* Exercise
Every record below should be printed exactly as given.

---

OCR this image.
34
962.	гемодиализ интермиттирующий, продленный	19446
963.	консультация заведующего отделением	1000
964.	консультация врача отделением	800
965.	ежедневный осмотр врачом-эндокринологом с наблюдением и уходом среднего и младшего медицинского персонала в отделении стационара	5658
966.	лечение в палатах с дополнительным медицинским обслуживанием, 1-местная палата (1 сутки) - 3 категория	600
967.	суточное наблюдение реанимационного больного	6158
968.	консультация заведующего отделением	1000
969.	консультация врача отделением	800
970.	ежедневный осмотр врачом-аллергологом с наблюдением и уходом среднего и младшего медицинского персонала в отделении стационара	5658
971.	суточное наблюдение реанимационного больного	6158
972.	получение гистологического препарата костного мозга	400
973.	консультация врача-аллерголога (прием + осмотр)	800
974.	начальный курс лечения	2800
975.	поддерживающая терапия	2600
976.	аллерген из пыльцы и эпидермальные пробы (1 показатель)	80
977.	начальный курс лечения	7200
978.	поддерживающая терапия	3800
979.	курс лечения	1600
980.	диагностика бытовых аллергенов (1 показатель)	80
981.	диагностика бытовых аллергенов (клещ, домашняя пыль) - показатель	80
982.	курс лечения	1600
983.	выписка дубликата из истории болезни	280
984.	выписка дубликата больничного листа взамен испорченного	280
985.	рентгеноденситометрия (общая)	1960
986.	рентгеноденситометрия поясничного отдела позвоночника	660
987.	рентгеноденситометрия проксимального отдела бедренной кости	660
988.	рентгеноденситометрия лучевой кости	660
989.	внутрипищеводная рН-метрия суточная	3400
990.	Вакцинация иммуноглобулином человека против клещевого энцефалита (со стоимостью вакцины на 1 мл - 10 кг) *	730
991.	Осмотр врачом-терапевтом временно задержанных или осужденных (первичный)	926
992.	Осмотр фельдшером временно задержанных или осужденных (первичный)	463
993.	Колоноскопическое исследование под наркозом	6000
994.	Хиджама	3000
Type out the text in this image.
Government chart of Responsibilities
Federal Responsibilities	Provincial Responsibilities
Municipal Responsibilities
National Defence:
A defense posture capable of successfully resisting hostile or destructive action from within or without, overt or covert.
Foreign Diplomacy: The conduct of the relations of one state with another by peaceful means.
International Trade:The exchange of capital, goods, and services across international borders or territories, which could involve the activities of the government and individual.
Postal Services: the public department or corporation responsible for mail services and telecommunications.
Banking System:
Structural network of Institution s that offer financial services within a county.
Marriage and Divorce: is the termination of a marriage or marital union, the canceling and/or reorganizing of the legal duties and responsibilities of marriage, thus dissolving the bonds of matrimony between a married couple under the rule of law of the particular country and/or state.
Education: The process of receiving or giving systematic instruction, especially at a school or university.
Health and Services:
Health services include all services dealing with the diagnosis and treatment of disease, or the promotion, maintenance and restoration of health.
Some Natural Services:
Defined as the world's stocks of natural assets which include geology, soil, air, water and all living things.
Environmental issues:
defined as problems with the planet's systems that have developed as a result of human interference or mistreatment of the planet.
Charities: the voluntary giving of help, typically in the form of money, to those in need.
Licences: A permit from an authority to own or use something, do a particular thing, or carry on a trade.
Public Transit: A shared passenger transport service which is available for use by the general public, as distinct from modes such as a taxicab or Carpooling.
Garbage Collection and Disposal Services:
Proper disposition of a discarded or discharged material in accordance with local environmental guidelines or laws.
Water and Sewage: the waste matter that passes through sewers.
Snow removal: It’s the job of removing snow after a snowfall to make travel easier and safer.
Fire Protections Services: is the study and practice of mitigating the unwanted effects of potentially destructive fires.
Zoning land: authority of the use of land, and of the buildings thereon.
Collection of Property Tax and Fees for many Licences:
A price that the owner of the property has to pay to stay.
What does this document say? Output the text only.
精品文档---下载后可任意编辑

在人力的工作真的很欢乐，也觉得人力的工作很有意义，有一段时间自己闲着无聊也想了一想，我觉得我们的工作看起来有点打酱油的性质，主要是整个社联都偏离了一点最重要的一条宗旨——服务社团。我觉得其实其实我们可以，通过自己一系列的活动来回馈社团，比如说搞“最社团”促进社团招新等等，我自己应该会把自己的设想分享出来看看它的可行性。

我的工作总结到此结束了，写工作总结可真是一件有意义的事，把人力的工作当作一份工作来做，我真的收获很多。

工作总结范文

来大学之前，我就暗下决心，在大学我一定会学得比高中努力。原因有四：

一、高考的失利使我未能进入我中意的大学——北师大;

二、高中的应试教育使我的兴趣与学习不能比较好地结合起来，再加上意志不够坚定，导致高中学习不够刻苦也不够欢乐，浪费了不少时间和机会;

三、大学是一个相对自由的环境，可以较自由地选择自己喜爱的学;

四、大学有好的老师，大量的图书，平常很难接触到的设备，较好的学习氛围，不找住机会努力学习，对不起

---

* Problem solution
OCR this image.
34
962.	гемодиализ интермиттирующий, продленный	19446
963.	консультация заведующего отделением	1000
964.	консультация врача отделением	800
965.	ежедневный осмотр врачом-эндокринологом с наблюдением и уходом среднего и младшего медицинского персонала в отделении стационара	5658
966.	лечение в палатах с дополнительным медицинским обслуживанием, 1-местная палата (1 сутки) - 3 категория	600
967.	суточное наблюдение реанимационного больного	6158
968.	консультация заведующего отделением	1000
969.	консультация врача отделением	800
970.	ежедневный осмотр врачом-аллергологом с наблюдением и уходом среднего и младшего медицинского персонала в отделении стационара	5658
971.	суточное наблюдение реанимационного больного	6158
972.	получение гистологического препарата костного мозга	400
973.	консультация врача-аллерголога (прием + осмотр)	800
974.	начальный курс лечения	2800
975.	поддерживающая терапия	2600
976.	аллерген из пыльцы и эпидермальные пробы (1 показатель)	80
977.	начальный курс лечения	7200
978.	поддерживающая терапия	3800
979.	курс лечения	1600
980.	диагностика бытовых аллергенов (1 показатель)	80
981.	диагностика бытовых аллергенов (клещ, домашняя пыль) - показатель	80
982.	курс лечения	1600
983.	выписка дубликата из истории болезни	280
984.	выписка дубликата больничного листа взамен испорченного	280
985.	рентгеноденситометрия (общая)	1960
986.	рентгеноденситометрия поясничного отдела позвоночника	660
987.	рентгеноденситометрия проксимального отдела бедренной кости	660
988.	рентгеноденситометрия лучевой кости	660
989.	внутрипищеводная рН-метрия суточная	3400
990.	Вакцинация иммуноглобулином человека против клещевого энцефалита (со стоимостью вакцины на 1 мл - 10 кг) *	730
991.	Осмотр врачом-терапевтом временно задержанных или осужденных (первичный)	926
992.	Осмотр фельдшером временно задержанных или осужденных (первичный)	463
993.	Колоноскопическое исследование под наркозом	6000
994.	Хиджама	3000
Type out the text in this image.
Government chart of Responsibilities
Federal Responsibilities	Provincial Responsibilities
Municipal Responsibilities
National Defence:
A defense posture capable of successfully resisting hostile or destructive action from within or without, overt or covert.
Foreign Diplomacy: The conduct of the relations of one state with another by peaceful means.
International Trade:The exchange of capital, goods, and services across international borders or territories, which could involve the activities of the government and individual.
Postal Services: the public department or corporation responsible for mail services and telecommunications.
Banking System:
Structural network of Institution s that offer financial services within a county.
Marriage and Divorce: is the termination of a marriage or marital union, the canceling and/or reorganizing of the legal duties and responsibilities of marriage, thus dissolving the bonds of matrimony between a married couple under the rule of law of the particular country and/or state.
Education: The process of receiving or giving systematic instruction, especially at a school or university.
Health and Services:
Health services include all services dealing with the diagnosis and treatment of disease, or the promotion, maintenance and restoration of health.
Some Natural Services:
Defined as the world's stocks of natural assets which include geology, soil, air, water and all living things.
Environmental issues:
defined as problems with the planet's systems that have developed as a result of human interference or mistreatment of the planet.
Charities: the voluntary giving of help, typically in the form of money, to those in need.
Licences: A permit from an authority to own or use something, do a particular thing, or carry on a trade.
Public Transit: A shared passenger transport service which is available for use by the general public, as distinct from modes such as a taxicab or Carpooling.
Garbage Collection and Disposal Services:
Proper disposition of a discarded or discharged material in accordance with local environmental guidelines or laws.
Water and Sewage: the waste matter that passes through sewers.
Snow removal: It’s the job of removing snow after a snowfall to make travel easier and safer.
Fire Protections Services: is the study and practice of mitigating the unwanted effects of potentially destructive fires.
Zoning land: authority of the use of land, and of the buildings thereon.
Collection of Property Tax and Fees for many Licences:
A price that the owner of the property has to pay to stay.
What does this document say? Output the text only.
精品文档---下载后可任意编辑

在人力的工作真的很欢乐，也觉得人力的工作很有意义，有一段时间自己闲着无聊也想了一想，我觉得我们的工作看起来有点打酱油的性质，主要是整个社联都偏离了一点最重要的一条宗旨——服务社团。我觉得其实其实我们可以，通过自己一系列的活动来回馈社团，比如说搞“最社团”促进社团招新等等，我自己应该会把自己的设想分享出来看看它的可行性。

我的工作总结到此结束了，写工作总结可真是一件有意义的事，把人力的工作当作一份工作来做，我真的收获很多。

工作总结范文

来大学之前，我就暗下决心，在大学我一定会学得比高中努力。原因有四：

一、高考的失利使我未能进入我中意的大学——北师大;

二、高中的应试教育使我的兴趣与学习不能比较好地结合起来，再加上意志不够坚定，导致高中学习不够刻苦也不够欢乐，浪费了不少时间和机会;

三、大学是一个相对自由的环境，可以较自由地选择自己喜爱的学;

四、大学有好的老师，大量的图书，平常很难接触到的设备，较好的学习氛围，不找住机会努力学习，对不起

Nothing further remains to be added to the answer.